**Written request**
Write out every line of the material as it stands, apart from the pictures.

---------- Extracted information ----------

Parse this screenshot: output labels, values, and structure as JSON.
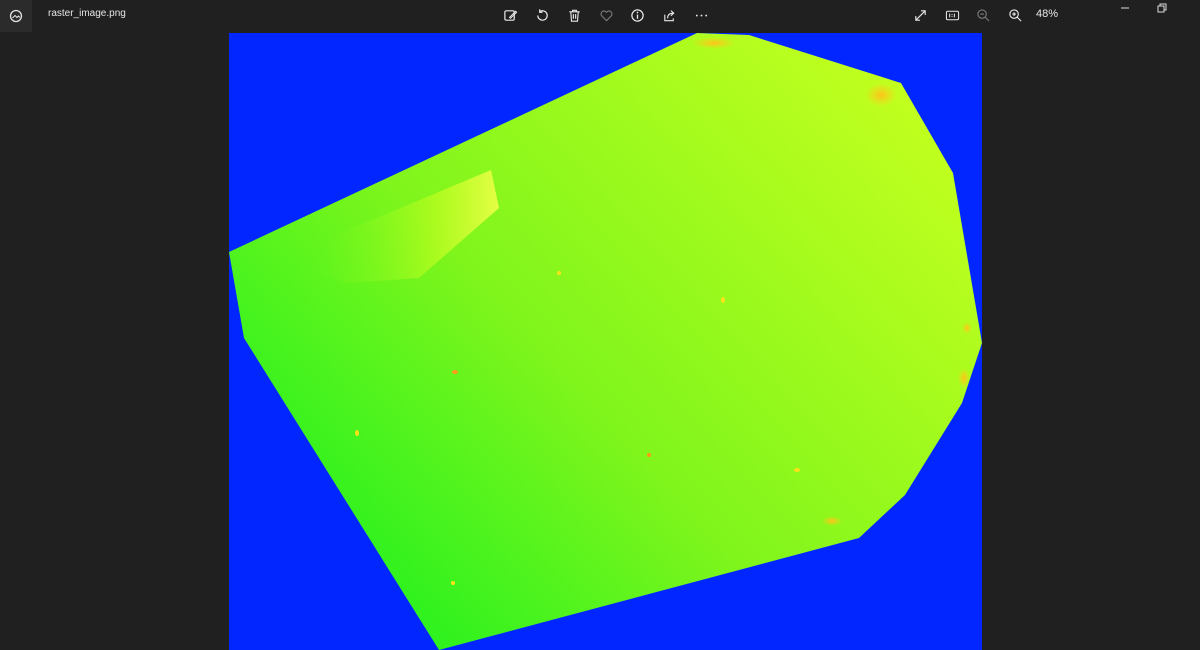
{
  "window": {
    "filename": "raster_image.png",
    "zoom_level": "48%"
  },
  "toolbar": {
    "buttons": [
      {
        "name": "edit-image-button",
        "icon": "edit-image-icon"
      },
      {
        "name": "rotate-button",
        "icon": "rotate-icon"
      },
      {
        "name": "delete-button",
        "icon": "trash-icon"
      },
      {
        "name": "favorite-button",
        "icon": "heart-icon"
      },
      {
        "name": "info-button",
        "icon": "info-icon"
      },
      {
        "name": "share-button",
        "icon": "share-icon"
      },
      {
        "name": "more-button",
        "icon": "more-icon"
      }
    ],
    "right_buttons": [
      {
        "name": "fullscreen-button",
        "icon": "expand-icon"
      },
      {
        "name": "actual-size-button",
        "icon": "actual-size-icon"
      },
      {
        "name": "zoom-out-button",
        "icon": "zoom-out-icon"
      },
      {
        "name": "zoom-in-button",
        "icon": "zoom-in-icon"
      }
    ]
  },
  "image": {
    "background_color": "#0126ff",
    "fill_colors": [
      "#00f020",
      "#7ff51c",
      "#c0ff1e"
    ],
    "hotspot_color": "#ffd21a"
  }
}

----------

**Task solution**
Parse this screenshot: output labels, values, and structure as JSON.
{
  "window": {
    "filename": "raster_image.png",
    "zoom_level": "48%"
  },
  "toolbar": {
    "buttons": [
      {
        "name": "edit-image-button",
        "icon": "edit-image-icon"
      },
      {
        "name": "rotate-button",
        "icon": "rotate-icon"
      },
      {
        "name": "delete-button",
        "icon": "trash-icon"
      },
      {
        "name": "favorite-button",
        "icon": "heart-icon"
      },
      {
        "name": "info-button",
        "icon": "info-icon"
      },
      {
        "name": "share-button",
        "icon": "share-icon"
      },
      {
        "name": "more-button",
        "icon": "more-icon"
      }
    ],
    "right_buttons": [
      {
        "name": "fullscreen-button",
        "icon": "expand-icon"
      },
      {
        "name": "actual-size-button",
        "icon": "actual-size-icon"
      },
      {
        "name": "zoom-out-button",
        "icon": "zoom-out-icon"
      },
      {
        "name": "zoom-in-button",
        "icon": "zoom-in-icon"
      }
    ]
  },
  "image": {
    "background_color": "#0126ff",
    "fill_colors": [
      "#00f020",
      "#7ff51c",
      "#c0ff1e"
    ],
    "hotspot_color": "#ffd21a"
  }
}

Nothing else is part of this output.